[Figure contents as structured data]
..........

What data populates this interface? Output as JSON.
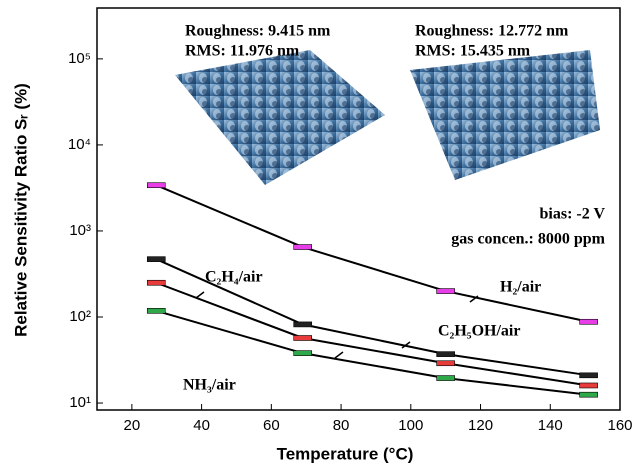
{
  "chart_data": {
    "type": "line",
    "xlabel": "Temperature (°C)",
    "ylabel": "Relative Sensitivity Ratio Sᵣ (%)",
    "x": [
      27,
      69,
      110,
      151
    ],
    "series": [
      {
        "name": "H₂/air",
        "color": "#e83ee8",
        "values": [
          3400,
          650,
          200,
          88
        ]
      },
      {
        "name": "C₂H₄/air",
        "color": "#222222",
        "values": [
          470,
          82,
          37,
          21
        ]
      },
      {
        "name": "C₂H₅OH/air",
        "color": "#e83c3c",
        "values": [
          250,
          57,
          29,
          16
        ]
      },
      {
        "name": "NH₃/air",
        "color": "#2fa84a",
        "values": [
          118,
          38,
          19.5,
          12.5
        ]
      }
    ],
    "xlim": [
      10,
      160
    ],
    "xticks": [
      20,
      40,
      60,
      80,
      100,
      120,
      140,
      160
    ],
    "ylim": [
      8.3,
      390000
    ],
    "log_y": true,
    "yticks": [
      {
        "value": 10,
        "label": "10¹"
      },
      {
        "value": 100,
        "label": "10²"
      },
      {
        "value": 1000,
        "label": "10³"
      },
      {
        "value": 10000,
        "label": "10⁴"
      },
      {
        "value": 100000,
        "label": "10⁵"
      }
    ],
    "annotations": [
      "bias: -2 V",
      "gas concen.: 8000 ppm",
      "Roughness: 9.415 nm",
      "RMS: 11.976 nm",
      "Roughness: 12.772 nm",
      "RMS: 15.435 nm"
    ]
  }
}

..........

■ INSTRUCTIONS TO FOLLOW ■
Pick out all lines containing the string "name".

■ ANSWER BELOW ■
        "name": "H₂/air",
        "name": "C₂H₄/air",
        "name": "C₂H₅OH/air",
        "name": "NH₃/air",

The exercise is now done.